**WHAT THE TASK REQUIRES**
Reproduce the data exactly.

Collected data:
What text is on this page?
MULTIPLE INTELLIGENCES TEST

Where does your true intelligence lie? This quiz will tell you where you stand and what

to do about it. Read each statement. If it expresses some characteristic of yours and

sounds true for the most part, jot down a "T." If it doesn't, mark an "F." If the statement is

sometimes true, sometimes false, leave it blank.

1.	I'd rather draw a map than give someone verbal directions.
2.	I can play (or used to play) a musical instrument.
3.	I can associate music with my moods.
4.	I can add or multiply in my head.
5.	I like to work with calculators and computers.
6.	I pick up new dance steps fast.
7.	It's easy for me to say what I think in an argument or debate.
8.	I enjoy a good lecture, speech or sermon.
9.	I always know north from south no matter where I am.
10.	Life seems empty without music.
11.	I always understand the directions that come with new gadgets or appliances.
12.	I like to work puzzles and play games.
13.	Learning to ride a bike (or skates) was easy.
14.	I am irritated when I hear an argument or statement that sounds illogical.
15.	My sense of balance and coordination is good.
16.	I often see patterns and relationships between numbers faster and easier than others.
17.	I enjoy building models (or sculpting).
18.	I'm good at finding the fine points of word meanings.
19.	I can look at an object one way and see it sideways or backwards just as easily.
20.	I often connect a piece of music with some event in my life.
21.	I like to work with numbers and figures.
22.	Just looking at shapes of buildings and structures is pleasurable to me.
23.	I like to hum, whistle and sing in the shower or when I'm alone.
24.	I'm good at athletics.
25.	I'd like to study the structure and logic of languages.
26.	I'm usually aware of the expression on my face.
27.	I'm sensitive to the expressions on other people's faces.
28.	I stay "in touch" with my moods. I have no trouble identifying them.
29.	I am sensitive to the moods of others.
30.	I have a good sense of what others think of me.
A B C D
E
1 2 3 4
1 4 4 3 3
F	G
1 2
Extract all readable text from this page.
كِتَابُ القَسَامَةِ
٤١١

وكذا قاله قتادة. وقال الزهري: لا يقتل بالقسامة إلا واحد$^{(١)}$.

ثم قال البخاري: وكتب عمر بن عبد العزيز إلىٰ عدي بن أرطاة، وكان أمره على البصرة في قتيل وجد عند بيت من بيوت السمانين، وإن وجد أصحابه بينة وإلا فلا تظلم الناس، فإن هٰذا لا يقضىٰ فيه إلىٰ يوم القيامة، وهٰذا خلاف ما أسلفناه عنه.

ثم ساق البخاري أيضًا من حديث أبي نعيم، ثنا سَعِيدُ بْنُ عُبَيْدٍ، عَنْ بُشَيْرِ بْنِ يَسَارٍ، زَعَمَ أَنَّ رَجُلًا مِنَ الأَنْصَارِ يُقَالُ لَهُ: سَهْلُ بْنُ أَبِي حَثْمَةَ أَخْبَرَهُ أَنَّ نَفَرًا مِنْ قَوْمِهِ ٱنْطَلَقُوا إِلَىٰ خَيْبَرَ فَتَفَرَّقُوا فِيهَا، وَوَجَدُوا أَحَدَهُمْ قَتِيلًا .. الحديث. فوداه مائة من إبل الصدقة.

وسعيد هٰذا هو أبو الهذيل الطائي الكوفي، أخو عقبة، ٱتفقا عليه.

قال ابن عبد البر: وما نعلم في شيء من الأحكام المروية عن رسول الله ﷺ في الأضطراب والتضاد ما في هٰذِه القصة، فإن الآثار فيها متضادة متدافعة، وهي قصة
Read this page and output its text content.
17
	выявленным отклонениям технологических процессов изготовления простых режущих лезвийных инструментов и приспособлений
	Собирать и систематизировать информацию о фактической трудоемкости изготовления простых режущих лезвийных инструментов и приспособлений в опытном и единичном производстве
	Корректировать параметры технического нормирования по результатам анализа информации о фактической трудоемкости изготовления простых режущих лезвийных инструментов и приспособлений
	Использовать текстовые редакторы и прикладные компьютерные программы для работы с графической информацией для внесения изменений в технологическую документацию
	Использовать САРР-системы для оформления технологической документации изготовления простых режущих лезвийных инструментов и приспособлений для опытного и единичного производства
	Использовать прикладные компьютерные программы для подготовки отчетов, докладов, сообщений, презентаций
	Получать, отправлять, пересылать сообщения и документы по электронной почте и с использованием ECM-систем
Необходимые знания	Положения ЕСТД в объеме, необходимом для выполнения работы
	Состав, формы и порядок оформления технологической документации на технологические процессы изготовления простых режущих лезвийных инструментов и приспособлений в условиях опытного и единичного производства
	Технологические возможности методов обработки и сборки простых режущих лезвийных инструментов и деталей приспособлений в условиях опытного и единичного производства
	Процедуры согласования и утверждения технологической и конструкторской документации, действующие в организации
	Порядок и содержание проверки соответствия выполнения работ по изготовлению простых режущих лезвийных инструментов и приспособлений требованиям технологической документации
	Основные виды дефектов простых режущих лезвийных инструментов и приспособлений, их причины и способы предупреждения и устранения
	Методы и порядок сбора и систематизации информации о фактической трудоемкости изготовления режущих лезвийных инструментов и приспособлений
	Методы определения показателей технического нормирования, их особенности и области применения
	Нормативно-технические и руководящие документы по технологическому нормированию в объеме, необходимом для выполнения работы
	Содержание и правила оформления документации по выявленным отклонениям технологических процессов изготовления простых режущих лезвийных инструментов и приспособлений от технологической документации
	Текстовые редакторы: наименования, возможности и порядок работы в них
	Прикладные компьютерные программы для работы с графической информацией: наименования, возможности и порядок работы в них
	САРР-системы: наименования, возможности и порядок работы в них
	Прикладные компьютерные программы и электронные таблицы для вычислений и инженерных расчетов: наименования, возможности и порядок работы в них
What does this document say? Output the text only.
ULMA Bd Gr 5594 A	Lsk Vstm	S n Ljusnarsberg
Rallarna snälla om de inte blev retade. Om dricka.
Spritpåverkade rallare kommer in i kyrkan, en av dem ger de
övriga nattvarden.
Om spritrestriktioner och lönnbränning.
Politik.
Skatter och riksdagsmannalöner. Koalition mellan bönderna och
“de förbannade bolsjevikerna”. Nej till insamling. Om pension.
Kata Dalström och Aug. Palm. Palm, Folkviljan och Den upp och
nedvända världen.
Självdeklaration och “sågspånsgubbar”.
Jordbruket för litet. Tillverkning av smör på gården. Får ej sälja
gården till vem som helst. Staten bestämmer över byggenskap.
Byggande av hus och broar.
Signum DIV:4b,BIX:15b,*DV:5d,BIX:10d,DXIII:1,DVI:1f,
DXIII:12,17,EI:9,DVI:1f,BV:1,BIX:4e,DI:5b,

**WORKED ANSWER**
What text is on this page?
MULTIPLE INTELLIGENCES TEST

Where does your true intelligence lie? This quiz will tell you where you stand and what

to do about it. Read each statement. If it expresses some characteristic of yours and

sounds true for the most part, jot down a "T." If it doesn't, mark an "F." If the statement is

sometimes true, sometimes false, leave it blank.

1.	I'd rather draw a map than give someone verbal directions.
2.	I can play (or used to play) a musical instrument.
3.	I can associate music with my moods.
4.	I can add or multiply in my head.
5.	I like to work with calculators and computers.
6.	I pick up new dance steps fast.
7.	It's easy for me to say what I think in an argument or debate.
8.	I enjoy a good lecture, speech or sermon.
9.	I always know north from south no matter where I am.
10.	Life seems empty without music.
11.	I always understand the directions that come with new gadgets or appliances.
12.	I like to work puzzles and play games.
13.	Learning to ride a bike (or skates) was easy.
14.	I am irritated when I hear an argument or statement that sounds illogical.
15.	My sense of balance and coordination is good.
16.	I often see patterns and relationships between numbers faster and easier than others.
17.	I enjoy building models (or sculpting).
18.	I'm good at finding the fine points of word meanings.
19.	I can look at an object one way and see it sideways or backwards just as easily.
20.	I often connect a piece of music with some event in my life.
21.	I like to work with numbers and figures.
22.	Just looking at shapes of buildings and structures is pleasurable to me.
23.	I like to hum, whistle and sing in the shower or when I'm alone.
24.	I'm good at athletics.
25.	I'd like to study the structure and logic of languages.
26.	I'm usually aware of the expression on my face.
27.	I'm sensitive to the expressions on other people's faces.
28.	I stay "in touch" with my moods. I have no trouble identifying them.
29.	I am sensitive to the moods of others.
30.	I have a good sense of what others think of me.
A B C D
E
1 2 3 4
1 4 4 3 3
F	G
1 2
Extract all readable text from this page.
كِتَابُ القَسَامَةِ
٤١١

وكذا قاله قتادة. وقال الزهري: لا يقتل بالقسامة إلا واحد$^{(١)}$.

ثم قال البخاري: وكتب عمر بن عبد العزيز إلىٰ عدي بن أرطاة، وكان أمره على البصرة في قتيل وجد عند بيت من بيوت السمانين، وإن وجد أصحابه بينة وإلا فلا تظلم الناس، فإن هٰذا لا يقضىٰ فيه إلىٰ يوم القيامة، وهٰذا خلاف ما أسلفناه عنه.

ثم ساق البخاري أيضًا من حديث أبي نعيم، ثنا سَعِيدُ بْنُ عُبَيْدٍ، عَنْ بُشَيْرِ بْنِ يَسَارٍ، زَعَمَ أَنَّ رَجُلًا مِنَ الأَنْصَارِ يُقَالُ لَهُ: سَهْلُ بْنُ أَبِي حَثْمَةَ أَخْبَرَهُ أَنَّ نَفَرًا مِنْ قَوْمِهِ ٱنْطَلَقُوا إِلَىٰ خَيْبَرَ فَتَفَرَّقُوا فِيهَا، وَوَجَدُوا أَحَدَهُمْ قَتِيلًا .. الحديث. فوداه مائة من إبل الصدقة.

وسعيد هٰذا هو أبو الهذيل الطائي الكوفي، أخو عقبة، ٱتفقا عليه.

قال ابن عبد البر: وما نعلم في شيء من الأحكام المروية عن رسول الله ﷺ في الأضطراب والتضاد ما في هٰذِه القصة، فإن الآثار فيها متضادة متدافعة، وهي قصة
Read this page and output its text content.
17
	выявленным отклонениям технологических процессов изготовления простых режущих лезвийных инструментов и приспособлений
	Собирать и систематизировать информацию о фактической трудоемкости изготовления простых режущих лезвийных инструментов и приспособлений в опытном и единичном производстве
	Корректировать параметры технического нормирования по результатам анализа информации о фактической трудоемкости изготовления простых режущих лезвийных инструментов и приспособлений
	Использовать текстовые редакторы и прикладные компьютерные программы для работы с графической информацией для внесения изменений в технологическую документацию
	Использовать САРР-системы для оформления технологической документации изготовления простых режущих лезвийных инструментов и приспособлений для опытного и единичного производства
	Использовать прикладные компьютерные программы для подготовки отчетов, докладов, сообщений, презентаций
	Получать, отправлять, пересылать сообщения и документы по электронной почте и с использованием ECM-систем
Необходимые знания	Положения ЕСТД в объеме, необходимом для выполнения работы
	Состав, формы и порядок оформления технологической документации на технологические процессы изготовления простых режущих лезвийных инструментов и приспособлений в условиях опытного и единичного производства
	Технологические возможности методов обработки и сборки простых режущих лезвийных инструментов и деталей приспособлений в условиях опытного и единичного производства
	Процедуры согласования и утверждения технологической и конструкторской документации, действующие в организации
	Порядок и содержание проверки соответствия выполнения работ по изготовлению простых режущих лезвийных инструментов и приспособлений требованиям технологической документации
	Основные виды дефектов простых режущих лезвийных инструментов и приспособлений, их причины и способы предупреждения и устранения
	Методы и порядок сбора и систематизации информации о фактической трудоемкости изготовления режущих лезвийных инструментов и приспособлений
	Методы определения показателей технического нормирования, их особенности и области применения
	Нормативно-технические и руководящие документы по технологическому нормированию в объеме, необходимом для выполнения работы
	Содержание и правила оформления документации по выявленным отклонениям технологических процессов изготовления простых режущих лезвийных инструментов и приспособлений от технологической документации
	Текстовые редакторы: наименования, возможности и порядок работы в них
	Прикладные компьютерные программы для работы с графической информацией: наименования, возможности и порядок работы в них
	САРР-системы: наименования, возможности и порядок работы в них
	Прикладные компьютерные программы и электронные таблицы для вычислений и инженерных расчетов: наименования, возможности и порядок работы в них
What does this document say? Output the text only.
ULMA Bd Gr 5594 A	Lsk Vstm	S n Ljusnarsberg
Rallarna snälla om de inte blev retade. Om dricka.
Spritpåverkade rallare kommer in i kyrkan, en av dem ger de
övriga nattvarden.
Om spritrestriktioner och lönnbränning.
Politik.
Skatter och riksdagsmannalöner. Koalition mellan bönderna och
“de förbannade bolsjevikerna”. Nej till insamling. Om pension.
Kata Dalström och Aug. Palm. Palm, Folkviljan och Den upp och
nedvända världen.
Självdeklaration och “sågspånsgubbar”.
Jordbruket för litet. Tillverkning av smör på gården. Får ej sälja
gården till vem som helst. Staten bestämmer över byggenskap.
Byggande av hus och broar.
Signum DIV:4b,BIX:15b,*DV:5d,BIX:10d,DXIII:1,DVI:1f,
DXIII:12,17,EI:9,DVI:1f,BV:1,BIX:4e,DI:5b,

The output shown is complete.